### WHAT IS ASKED
Identify the lines holding "форме" and copy them.

### Raw records
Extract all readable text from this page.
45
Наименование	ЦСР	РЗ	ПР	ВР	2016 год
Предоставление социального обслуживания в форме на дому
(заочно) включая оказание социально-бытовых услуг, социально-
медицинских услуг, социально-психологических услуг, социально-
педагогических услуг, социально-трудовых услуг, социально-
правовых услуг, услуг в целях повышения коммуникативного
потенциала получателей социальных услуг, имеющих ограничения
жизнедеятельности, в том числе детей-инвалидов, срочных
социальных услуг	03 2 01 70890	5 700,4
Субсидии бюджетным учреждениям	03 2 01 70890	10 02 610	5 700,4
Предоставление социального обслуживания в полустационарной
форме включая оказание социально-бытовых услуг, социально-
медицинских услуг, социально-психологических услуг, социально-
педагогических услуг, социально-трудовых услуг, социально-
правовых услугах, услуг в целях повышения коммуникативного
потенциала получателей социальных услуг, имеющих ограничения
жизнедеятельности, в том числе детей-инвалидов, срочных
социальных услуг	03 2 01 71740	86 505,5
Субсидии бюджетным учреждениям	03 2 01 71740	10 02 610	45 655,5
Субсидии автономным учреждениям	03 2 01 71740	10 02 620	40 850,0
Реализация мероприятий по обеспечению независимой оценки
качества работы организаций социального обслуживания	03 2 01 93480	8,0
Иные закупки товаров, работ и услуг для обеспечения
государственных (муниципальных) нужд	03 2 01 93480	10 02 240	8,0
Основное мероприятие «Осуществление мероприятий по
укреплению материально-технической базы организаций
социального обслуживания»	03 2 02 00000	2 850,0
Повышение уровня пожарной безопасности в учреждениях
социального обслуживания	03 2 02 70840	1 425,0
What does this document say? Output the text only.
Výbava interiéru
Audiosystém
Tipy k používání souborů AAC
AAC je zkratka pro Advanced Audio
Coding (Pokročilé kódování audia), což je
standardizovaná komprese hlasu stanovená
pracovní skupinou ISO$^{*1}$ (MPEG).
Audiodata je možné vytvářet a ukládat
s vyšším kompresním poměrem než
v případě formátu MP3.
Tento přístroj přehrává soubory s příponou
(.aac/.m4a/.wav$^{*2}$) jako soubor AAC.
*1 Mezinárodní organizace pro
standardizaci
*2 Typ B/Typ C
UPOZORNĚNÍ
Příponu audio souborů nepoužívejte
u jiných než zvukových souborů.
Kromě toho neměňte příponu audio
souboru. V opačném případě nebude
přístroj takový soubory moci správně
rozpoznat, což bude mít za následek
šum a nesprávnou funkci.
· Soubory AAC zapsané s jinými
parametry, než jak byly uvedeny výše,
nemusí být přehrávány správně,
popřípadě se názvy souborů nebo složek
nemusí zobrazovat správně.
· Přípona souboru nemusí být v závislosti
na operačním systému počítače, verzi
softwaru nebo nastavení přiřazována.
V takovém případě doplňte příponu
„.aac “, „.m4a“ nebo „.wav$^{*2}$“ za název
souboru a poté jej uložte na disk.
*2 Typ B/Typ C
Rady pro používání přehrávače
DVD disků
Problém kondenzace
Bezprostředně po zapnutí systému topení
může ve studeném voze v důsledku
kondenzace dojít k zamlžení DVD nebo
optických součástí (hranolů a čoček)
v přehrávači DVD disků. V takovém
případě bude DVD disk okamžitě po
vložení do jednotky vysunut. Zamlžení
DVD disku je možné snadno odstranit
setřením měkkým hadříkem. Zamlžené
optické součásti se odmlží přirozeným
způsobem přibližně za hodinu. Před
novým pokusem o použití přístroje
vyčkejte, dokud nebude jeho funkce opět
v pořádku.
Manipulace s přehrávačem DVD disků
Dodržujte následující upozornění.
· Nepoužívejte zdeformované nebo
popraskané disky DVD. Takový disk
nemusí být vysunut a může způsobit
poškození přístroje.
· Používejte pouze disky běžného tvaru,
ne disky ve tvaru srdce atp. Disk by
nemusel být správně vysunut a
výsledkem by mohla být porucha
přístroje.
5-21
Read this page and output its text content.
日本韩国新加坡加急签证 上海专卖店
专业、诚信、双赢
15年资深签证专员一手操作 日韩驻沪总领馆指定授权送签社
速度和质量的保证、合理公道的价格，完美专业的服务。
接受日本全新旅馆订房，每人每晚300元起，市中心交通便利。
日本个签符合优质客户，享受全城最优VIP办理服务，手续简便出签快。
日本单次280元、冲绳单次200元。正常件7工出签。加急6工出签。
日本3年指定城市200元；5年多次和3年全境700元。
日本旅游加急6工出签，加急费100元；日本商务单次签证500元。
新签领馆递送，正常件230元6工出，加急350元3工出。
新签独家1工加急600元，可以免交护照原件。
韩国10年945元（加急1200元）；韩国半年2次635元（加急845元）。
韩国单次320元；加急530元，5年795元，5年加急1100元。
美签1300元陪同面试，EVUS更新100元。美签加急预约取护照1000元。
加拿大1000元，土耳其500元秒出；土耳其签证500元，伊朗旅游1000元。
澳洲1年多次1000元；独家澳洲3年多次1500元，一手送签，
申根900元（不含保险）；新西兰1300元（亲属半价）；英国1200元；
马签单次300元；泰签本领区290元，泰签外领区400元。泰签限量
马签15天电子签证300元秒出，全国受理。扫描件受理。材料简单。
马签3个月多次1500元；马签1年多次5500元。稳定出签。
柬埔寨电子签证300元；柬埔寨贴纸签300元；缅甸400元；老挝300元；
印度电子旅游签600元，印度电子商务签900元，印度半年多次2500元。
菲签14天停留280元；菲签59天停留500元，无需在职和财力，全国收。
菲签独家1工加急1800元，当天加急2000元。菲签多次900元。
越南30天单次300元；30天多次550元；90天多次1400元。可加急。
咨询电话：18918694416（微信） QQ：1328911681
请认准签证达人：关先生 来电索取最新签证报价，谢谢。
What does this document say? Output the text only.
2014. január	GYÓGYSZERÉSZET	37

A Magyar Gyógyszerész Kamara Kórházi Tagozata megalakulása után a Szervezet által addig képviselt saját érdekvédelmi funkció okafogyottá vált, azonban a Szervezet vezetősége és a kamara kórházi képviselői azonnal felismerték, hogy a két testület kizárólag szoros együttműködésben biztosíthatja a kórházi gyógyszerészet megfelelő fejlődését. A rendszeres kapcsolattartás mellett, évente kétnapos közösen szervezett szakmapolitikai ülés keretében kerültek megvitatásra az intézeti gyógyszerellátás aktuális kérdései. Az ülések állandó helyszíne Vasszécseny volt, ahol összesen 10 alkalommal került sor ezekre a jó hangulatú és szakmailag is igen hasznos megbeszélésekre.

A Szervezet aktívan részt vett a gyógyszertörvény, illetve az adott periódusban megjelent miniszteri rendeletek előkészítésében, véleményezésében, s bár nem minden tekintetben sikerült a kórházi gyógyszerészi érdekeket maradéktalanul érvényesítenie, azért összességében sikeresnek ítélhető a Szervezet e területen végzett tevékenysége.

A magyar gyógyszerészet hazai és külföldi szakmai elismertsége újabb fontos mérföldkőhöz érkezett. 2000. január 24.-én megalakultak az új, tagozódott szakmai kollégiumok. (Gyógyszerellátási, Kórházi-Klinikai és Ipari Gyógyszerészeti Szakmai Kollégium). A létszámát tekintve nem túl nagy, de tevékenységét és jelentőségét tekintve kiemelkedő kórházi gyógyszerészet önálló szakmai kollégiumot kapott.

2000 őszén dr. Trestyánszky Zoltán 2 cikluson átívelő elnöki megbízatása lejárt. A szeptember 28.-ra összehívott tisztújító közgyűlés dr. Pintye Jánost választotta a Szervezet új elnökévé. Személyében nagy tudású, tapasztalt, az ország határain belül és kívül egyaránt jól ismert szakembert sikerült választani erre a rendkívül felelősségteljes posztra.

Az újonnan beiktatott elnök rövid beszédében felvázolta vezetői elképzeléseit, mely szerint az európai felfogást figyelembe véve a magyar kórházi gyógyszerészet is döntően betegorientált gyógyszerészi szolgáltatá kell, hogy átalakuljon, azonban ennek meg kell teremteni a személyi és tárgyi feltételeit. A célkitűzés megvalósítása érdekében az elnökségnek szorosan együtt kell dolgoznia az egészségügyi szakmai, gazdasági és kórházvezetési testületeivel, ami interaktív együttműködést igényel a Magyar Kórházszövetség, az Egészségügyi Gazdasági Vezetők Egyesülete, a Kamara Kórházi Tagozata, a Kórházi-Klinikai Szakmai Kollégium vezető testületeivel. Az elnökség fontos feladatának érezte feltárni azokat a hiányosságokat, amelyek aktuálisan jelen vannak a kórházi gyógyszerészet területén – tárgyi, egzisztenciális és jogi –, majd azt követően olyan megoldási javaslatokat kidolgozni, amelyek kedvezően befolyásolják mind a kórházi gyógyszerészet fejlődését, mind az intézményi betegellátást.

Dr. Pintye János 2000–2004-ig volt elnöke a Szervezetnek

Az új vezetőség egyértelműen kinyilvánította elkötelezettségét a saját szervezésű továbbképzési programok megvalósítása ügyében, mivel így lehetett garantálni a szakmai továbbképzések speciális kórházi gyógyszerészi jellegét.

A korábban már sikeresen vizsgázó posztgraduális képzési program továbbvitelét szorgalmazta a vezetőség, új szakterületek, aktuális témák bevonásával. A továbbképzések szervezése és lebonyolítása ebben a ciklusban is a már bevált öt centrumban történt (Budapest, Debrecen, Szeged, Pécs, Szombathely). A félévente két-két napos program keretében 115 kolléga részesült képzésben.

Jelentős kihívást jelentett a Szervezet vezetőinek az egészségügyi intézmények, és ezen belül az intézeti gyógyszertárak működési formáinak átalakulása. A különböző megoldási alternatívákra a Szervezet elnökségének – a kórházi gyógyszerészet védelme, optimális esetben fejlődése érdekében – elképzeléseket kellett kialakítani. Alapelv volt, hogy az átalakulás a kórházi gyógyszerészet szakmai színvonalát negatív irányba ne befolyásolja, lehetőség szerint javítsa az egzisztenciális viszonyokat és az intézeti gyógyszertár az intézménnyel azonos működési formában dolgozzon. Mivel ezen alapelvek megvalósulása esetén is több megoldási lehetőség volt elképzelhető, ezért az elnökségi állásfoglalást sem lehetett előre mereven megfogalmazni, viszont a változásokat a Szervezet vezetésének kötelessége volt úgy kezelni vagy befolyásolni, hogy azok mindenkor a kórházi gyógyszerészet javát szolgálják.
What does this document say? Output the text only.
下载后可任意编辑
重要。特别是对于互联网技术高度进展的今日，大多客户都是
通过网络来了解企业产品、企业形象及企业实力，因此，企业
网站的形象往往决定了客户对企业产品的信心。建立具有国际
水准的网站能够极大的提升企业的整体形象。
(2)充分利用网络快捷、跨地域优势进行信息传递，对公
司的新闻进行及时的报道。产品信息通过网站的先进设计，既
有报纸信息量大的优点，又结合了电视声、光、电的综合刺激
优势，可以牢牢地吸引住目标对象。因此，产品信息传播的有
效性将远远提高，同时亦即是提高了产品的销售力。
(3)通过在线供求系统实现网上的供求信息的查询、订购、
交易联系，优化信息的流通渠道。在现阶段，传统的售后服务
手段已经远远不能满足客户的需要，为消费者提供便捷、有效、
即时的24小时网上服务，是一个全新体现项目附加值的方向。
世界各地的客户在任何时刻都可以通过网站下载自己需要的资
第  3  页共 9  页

### THE RESULT
Предоставление социального обслуживания в форме на дому
форме включая оказание социально-бытовых услуг, социально-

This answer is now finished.